• [Problem requirements]: Your task is to print all of the material verbatim.

---------- Exercise material ----------

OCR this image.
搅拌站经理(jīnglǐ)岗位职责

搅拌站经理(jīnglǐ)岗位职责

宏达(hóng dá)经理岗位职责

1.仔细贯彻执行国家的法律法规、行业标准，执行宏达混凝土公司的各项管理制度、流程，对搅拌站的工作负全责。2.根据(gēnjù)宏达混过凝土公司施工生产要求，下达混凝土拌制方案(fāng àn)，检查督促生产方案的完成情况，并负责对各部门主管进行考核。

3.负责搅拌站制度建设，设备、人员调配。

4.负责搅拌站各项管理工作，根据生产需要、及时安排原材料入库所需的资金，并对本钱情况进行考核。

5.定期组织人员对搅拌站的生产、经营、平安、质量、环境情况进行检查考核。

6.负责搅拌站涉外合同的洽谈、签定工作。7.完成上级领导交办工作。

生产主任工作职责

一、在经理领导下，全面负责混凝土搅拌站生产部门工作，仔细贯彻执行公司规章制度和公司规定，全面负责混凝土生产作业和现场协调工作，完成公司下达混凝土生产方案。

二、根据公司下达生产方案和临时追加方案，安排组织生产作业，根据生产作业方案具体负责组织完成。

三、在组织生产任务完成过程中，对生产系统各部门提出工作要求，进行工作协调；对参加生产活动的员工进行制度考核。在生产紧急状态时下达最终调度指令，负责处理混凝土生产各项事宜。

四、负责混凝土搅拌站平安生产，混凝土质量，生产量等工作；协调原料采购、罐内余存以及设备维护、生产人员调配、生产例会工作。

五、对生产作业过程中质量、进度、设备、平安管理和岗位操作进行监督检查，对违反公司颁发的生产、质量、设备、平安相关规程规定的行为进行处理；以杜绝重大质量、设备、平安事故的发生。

----------

• [Completed task]:
OCR this image.
搅拌站经理(jīnglǐ)岗位职责

搅拌站经理(jīnglǐ)岗位职责

宏达(hóng dá)经理岗位职责

1.仔细贯彻执行国家的法律法规、行业标准，执行宏达混凝土公司的各项管理制度、流程，对搅拌站的工作负全责。2.根据(gēnjù)宏达混过凝土公司施工生产要求，下达混凝土拌制方案(fāng àn)，检查督促生产方案的完成情况，并负责对各部门主管进行考核。

3.负责搅拌站制度建设，设备、人员调配。

4.负责搅拌站各项管理工作，根据生产需要、及时安排原材料入库所需的资金，并对本钱情况进行考核。

5.定期组织人员对搅拌站的生产、经营、平安、质量、环境情况进行检查考核。

6.负责搅拌站涉外合同的洽谈、签定工作。7.完成上级领导交办工作。

生产主任工作职责

一、在经理领导下，全面负责混凝土搅拌站生产部门工作，仔细贯彻执行公司规章制度和公司规定，全面负责混凝土生产作业和现场协调工作，完成公司下达混凝土生产方案。

二、根据公司下达生产方案和临时追加方案，安排组织生产作业，根据生产作业方案具体负责组织完成。

三、在组织生产任务完成过程中，对生产系统各部门提出工作要求，进行工作协调；对参加生产活动的员工进行制度考核。在生产紧急状态时下达最终调度指令，负责处理混凝土生产各项事宜。

四、负责混凝土搅拌站平安生产，混凝土质量，生产量等工作；协调原料采购、罐内余存以及设备维护、生产人员调配、生产例会工作。

五、对生产作业过程中质量、进度、设备、平安管理和岗位操作进行监督检查，对违反公司颁发的生产、质量、设备、平安相关规程规定的行为进行处理；以杜绝重大质量、设备、平安事故的发生。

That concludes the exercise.